* **Exercise inputs**

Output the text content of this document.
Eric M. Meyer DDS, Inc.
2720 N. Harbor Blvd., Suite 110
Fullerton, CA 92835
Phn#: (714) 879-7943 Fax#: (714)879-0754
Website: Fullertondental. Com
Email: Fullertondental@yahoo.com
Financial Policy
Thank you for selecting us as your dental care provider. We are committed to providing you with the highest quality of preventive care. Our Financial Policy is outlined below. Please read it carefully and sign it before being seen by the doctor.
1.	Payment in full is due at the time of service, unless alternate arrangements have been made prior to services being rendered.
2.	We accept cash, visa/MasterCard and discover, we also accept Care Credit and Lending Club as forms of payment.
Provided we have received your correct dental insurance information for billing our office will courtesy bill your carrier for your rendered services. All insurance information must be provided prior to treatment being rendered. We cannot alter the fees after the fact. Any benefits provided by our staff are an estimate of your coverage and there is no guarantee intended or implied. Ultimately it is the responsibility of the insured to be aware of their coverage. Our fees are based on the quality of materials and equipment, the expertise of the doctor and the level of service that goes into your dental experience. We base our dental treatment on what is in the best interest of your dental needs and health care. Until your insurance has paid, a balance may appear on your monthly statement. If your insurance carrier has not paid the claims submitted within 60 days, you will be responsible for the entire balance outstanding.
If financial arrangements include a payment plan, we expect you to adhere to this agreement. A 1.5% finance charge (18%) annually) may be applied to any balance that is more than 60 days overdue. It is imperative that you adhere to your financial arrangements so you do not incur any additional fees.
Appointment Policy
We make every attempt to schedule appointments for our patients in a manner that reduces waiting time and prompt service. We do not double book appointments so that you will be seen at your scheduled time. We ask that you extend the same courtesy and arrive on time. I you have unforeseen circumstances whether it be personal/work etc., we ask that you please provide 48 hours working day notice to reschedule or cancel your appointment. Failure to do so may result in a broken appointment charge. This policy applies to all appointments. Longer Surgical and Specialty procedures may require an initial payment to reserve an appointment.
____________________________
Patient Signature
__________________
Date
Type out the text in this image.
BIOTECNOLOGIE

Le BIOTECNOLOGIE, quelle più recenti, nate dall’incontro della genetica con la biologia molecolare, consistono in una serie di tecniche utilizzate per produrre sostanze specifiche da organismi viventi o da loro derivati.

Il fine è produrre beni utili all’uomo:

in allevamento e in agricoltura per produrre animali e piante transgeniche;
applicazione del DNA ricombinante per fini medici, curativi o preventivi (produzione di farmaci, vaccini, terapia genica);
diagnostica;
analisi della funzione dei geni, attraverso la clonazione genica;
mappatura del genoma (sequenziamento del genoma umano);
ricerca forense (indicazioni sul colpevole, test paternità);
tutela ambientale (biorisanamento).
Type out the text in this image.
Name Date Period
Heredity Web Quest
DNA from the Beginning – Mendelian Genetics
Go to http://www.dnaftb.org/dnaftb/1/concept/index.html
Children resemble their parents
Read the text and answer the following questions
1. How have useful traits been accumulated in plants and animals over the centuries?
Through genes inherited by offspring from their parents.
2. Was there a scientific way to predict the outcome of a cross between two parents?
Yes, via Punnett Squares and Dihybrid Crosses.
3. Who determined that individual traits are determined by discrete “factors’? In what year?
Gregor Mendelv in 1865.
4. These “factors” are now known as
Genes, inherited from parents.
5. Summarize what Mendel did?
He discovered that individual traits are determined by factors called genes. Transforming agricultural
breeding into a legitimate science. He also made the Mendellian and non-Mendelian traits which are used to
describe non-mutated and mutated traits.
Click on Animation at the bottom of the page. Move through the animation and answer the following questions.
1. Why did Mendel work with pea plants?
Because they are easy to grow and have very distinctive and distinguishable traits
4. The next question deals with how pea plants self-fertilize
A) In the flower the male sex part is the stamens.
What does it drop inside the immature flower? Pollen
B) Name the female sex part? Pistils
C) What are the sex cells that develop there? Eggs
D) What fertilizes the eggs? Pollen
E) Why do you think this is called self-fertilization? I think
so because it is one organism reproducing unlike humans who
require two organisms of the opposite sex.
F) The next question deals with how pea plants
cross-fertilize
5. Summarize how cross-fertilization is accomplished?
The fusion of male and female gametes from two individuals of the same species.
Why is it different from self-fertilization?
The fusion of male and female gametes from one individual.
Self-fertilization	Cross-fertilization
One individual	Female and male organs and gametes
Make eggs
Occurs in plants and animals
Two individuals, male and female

* **Your assignment**
In the records, find every line that has the string "require" and copy it.

* **Task result**
We make every attempt to schedule appointments for our patients in a manner that reduces waiting time and prompt service. We do not double book appointments so that you will be seen at your scheduled time. We ask that you extend the same courtesy and arrive on time. I you have unforeseen circumstances whether it be personal/work etc., we ask that you please provide 48 hours working day notice to reschedule or cancel your appointment. Failure to do so may result in a broken appointment charge. This policy applies to all appointments. Longer Surgical and Specialty procedures may require an initial payment to reserve an appointment.
require two organisms of the opposite sex.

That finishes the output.